→ **PROVIDED DATA**:
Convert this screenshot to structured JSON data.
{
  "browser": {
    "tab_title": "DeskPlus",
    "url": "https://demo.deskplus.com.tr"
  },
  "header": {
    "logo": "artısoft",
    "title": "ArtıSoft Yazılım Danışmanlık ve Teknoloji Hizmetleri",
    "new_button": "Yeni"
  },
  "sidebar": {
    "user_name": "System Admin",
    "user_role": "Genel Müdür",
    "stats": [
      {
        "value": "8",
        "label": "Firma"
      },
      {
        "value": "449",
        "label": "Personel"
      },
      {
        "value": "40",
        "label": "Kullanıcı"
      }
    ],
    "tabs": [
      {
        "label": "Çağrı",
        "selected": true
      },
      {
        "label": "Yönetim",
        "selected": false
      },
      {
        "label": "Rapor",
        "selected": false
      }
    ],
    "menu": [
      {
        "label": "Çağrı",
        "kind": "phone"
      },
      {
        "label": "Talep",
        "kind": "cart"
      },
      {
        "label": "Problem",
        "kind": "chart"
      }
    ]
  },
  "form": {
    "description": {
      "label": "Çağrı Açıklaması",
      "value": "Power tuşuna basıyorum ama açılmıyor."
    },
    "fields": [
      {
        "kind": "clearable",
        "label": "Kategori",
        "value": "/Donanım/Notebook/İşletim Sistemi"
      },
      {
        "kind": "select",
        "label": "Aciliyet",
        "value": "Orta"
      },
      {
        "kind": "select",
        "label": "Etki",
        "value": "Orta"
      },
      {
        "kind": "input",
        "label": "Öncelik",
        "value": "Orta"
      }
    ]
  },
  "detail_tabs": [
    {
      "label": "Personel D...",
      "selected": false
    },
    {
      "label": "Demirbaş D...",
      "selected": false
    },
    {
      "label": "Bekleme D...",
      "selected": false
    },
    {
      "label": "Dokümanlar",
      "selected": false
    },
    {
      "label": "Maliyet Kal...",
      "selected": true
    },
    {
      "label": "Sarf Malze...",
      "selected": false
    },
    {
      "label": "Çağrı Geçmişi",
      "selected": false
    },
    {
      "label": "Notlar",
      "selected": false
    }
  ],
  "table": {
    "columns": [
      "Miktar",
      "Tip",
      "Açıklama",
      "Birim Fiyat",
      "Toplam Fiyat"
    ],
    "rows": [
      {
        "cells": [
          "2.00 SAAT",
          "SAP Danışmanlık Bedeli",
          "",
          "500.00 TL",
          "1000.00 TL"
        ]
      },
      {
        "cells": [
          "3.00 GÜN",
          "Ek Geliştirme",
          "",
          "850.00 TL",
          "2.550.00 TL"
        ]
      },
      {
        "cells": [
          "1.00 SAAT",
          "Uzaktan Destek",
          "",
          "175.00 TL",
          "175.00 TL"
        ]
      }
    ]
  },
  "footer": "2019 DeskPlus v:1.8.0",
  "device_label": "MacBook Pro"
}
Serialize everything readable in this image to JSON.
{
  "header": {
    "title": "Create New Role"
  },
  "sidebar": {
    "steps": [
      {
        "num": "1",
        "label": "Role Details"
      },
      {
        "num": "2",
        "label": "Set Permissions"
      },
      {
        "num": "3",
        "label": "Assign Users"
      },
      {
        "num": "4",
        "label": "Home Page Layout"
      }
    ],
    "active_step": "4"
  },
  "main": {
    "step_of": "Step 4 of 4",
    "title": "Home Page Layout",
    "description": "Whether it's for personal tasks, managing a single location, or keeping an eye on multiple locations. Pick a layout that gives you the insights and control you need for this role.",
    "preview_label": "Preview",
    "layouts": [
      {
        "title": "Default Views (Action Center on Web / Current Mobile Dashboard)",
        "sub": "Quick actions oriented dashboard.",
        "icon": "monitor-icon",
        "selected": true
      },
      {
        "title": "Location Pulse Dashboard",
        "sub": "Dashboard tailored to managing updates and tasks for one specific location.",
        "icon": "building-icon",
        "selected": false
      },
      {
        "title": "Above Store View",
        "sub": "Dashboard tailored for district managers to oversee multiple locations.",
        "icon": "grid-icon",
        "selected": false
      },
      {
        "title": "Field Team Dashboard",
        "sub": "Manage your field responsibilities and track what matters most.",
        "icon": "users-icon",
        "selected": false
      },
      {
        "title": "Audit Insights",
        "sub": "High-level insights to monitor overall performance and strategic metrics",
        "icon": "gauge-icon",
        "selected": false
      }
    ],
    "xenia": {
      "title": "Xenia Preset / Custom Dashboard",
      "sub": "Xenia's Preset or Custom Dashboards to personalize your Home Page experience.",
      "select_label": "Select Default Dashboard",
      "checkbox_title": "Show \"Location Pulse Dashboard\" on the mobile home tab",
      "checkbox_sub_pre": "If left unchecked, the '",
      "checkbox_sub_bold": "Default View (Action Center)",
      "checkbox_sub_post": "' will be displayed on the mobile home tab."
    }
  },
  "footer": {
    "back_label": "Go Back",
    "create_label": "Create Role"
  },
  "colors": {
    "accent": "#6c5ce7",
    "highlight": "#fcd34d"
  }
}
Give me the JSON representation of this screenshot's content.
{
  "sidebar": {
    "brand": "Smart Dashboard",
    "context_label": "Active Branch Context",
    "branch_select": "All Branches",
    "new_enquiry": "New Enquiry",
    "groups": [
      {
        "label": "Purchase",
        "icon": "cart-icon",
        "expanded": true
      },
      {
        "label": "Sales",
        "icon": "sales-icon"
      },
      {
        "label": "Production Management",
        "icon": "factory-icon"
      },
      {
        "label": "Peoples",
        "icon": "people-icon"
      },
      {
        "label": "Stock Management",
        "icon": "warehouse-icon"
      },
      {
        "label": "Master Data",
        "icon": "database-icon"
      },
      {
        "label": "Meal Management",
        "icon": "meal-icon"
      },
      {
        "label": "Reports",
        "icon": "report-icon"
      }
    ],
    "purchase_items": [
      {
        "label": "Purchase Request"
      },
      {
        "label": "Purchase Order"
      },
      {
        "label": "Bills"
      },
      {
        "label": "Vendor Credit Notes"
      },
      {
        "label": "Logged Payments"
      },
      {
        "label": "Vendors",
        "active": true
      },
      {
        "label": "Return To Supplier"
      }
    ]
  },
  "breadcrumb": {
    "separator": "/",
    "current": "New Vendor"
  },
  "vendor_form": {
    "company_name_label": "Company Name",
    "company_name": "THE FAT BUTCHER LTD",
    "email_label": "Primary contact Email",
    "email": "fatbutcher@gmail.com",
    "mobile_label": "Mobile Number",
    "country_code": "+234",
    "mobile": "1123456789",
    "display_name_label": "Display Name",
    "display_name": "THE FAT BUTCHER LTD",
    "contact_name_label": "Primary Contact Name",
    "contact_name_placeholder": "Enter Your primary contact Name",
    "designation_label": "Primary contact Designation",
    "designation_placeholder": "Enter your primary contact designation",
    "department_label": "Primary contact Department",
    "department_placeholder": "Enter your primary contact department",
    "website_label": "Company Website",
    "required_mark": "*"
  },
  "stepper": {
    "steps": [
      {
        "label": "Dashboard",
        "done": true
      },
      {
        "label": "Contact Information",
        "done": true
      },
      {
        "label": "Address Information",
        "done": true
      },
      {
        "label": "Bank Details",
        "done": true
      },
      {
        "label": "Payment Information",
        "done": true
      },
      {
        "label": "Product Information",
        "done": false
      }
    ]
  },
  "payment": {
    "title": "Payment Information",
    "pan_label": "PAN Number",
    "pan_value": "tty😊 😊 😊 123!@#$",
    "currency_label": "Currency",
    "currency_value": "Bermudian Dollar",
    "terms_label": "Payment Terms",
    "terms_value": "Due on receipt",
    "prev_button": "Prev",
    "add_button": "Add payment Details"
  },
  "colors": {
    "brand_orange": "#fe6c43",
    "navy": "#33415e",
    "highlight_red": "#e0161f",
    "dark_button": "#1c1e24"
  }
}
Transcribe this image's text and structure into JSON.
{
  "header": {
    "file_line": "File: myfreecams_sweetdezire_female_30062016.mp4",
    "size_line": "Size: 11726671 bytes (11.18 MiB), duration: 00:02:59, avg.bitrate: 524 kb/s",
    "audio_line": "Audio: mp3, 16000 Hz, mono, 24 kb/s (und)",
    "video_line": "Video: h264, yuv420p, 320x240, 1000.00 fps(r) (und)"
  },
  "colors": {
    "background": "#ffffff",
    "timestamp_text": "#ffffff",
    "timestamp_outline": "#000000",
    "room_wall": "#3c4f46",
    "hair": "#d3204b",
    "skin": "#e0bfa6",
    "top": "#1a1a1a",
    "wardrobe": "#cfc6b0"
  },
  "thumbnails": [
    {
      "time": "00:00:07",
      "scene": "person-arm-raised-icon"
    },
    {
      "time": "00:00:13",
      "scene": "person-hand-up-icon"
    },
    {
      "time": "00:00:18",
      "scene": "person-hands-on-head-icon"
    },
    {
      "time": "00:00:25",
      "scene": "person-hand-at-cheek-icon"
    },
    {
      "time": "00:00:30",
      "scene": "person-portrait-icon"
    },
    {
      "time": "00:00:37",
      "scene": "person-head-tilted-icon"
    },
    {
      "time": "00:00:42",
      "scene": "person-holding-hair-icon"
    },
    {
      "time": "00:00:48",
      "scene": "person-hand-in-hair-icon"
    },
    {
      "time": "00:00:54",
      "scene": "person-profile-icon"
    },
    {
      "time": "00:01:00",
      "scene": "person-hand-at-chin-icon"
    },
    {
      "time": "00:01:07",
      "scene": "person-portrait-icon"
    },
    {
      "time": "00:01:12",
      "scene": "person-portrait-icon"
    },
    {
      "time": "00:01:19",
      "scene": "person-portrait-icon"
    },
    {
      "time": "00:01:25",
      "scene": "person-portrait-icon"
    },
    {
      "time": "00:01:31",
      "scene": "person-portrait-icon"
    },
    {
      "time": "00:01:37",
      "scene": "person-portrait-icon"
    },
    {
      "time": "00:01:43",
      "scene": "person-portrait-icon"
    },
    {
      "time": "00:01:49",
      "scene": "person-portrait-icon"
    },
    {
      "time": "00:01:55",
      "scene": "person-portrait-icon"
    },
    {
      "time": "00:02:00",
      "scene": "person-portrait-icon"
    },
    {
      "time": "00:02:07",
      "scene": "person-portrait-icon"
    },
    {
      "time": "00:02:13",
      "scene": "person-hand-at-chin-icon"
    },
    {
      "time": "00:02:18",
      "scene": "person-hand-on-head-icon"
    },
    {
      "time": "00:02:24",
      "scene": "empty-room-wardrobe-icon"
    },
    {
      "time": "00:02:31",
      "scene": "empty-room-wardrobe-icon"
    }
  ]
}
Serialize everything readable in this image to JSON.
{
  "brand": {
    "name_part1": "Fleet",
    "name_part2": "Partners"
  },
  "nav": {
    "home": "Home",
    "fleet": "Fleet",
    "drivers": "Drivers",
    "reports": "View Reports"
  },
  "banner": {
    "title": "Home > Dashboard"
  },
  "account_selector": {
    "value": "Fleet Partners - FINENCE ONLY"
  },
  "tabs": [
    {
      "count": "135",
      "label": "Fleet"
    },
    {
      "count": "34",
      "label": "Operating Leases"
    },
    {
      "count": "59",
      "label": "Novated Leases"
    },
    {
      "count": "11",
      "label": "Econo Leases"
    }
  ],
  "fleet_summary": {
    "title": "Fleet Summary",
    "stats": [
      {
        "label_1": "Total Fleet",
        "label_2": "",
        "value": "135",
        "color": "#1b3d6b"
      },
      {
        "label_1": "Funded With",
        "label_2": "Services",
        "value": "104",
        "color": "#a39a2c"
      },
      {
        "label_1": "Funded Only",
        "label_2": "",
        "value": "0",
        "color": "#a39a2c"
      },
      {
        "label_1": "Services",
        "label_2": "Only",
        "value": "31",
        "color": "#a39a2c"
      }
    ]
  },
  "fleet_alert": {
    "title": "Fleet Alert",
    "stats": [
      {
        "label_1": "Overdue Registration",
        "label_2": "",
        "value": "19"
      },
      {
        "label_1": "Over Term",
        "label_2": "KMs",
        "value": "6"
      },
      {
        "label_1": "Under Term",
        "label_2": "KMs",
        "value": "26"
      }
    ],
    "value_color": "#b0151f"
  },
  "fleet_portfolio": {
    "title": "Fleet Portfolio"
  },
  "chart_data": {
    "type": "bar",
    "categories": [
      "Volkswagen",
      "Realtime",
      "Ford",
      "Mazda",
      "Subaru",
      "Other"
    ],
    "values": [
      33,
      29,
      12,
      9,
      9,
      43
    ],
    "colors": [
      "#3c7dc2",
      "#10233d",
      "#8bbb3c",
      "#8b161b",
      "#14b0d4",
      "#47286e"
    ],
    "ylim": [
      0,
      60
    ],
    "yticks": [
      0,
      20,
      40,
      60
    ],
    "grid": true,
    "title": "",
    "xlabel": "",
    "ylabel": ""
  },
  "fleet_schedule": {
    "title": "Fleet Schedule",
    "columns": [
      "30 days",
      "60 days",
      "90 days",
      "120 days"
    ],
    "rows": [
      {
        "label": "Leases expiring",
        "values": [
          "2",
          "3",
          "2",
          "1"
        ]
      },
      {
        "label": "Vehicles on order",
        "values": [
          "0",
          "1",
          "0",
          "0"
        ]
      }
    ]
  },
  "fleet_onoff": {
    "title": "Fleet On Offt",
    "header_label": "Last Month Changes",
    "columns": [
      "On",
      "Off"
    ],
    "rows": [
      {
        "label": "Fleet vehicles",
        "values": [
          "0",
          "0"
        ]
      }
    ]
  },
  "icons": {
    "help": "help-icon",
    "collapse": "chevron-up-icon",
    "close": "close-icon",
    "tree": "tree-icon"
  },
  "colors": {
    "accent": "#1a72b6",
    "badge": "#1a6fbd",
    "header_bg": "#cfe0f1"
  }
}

→ **EXERCISE PROMPT**: For the data above, state how many lines contain "JSON"; the number is the whole answer.

→ **SOLUTION**: 5